* _The task_:
Pull every line with the word "bases" out of the entries below.

(Items from a dataset)
◆ ◆ ◆ ◆

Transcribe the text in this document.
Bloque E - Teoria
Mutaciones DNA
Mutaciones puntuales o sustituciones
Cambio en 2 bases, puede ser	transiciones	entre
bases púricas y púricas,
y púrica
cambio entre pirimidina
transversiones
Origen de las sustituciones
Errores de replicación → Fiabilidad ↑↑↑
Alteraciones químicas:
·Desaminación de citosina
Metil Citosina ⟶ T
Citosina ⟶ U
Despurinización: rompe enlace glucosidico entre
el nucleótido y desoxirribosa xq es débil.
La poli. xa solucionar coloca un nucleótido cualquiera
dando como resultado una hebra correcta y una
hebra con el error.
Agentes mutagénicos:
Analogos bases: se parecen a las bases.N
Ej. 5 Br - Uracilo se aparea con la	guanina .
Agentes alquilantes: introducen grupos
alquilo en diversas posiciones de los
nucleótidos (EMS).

◆ ◆ ◆ ◆

* _Right answer_:
Cambio en 2 bases, puede ser	transiciones	entre
bases púricas y púricas,
Analogos bases: se parecen a las bases.N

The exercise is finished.